» Listed entries

—————

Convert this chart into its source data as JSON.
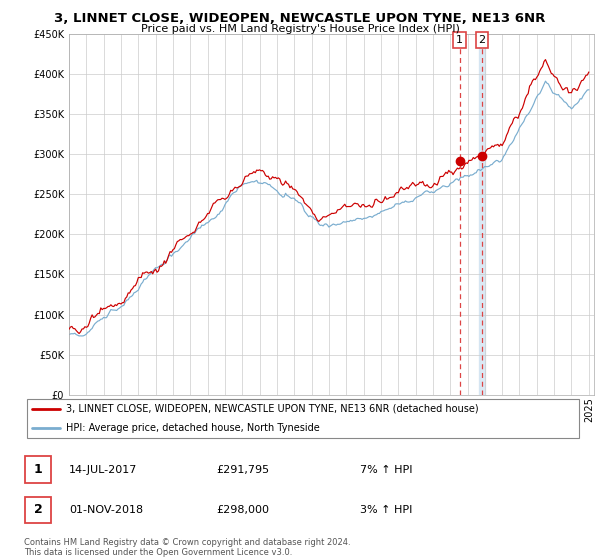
{
  "title": "3, LINNET CLOSE, WIDEOPEN, NEWCASTLE UPON TYNE, NE13 6NR",
  "subtitle": "Price paid vs. HM Land Registry's House Price Index (HPI)",
  "legend_line1": "3, LINNET CLOSE, WIDEOPEN, NEWCASTLE UPON TYNE, NE13 6NR (detached house)",
  "legend_line2": "HPI: Average price, detached house, North Tyneside",
  "annotation1_date": "14-JUL-2017",
  "annotation1_price": "£291,795",
  "annotation1_hpi": "7% ↑ HPI",
  "annotation2_date": "01-NOV-2018",
  "annotation2_price": "£298,000",
  "annotation2_hpi": "3% ↑ HPI",
  "footer": "Contains HM Land Registry data © Crown copyright and database right 2024.\nThis data is licensed under the Open Government Licence v3.0.",
  "line_color_red": "#cc0000",
  "line_color_blue": "#7aadcf",
  "vline_color_red": "#dd4444",
  "vshade_color_blue": "#cce0f0",
  "background_color": "#ffffff",
  "grid_color": "#cccccc",
  "ylim": [
    0,
    450000
  ],
  "yticks": [
    0,
    50000,
    100000,
    150000,
    200000,
    250000,
    300000,
    350000,
    400000,
    450000
  ],
  "year_start": 1995,
  "year_end": 2025,
  "sale1_year": 2017.54,
  "sale1_value": 291795,
  "sale2_year": 2018.84,
  "sale2_value": 298000
}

—————

» Required task
The records above need to be restated word for word, with the pictures left out.

» Result
Convert this chart into its source data as JSON.
{
  "title": "3, LINNET CLOSE, WIDEOPEN, NEWCASTLE UPON TYNE, NE13 6NR",
  "subtitle": "Price paid vs. HM Land Registry's House Price Index (HPI)",
  "legend_line1": "3, LINNET CLOSE, WIDEOPEN, NEWCASTLE UPON TYNE, NE13 6NR (detached house)",
  "legend_line2": "HPI: Average price, detached house, North Tyneside",
  "annotation1_date": "14-JUL-2017",
  "annotation1_price": "£291,795",
  "annotation1_hpi": "7% ↑ HPI",
  "annotation2_date": "01-NOV-2018",
  "annotation2_price": "£298,000",
  "annotation2_hpi": "3% ↑ HPI",
  "footer": "Contains HM Land Registry data © Crown copyright and database right 2024.\nThis data is licensed under the Open Government Licence v3.0.",
  "line_color_red": "#cc0000",
  "line_color_blue": "#7aadcf",
  "vline_color_red": "#dd4444",
  "vshade_color_blue": "#cce0f0",
  "background_color": "#ffffff",
  "grid_color": "#cccccc",
  "ylim": [
    0,
    450000
  ],
  "yticks": [
    0,
    50000,
    100000,
    150000,
    200000,
    250000,
    300000,
    350000,
    400000,
    450000
  ],
  "year_start": 1995,
  "year_end": 2025,
  "sale1_year": 2017.54,
  "sale1_value": 291795,
  "sale2_year": 2018.84,
  "sale2_value": 298000
}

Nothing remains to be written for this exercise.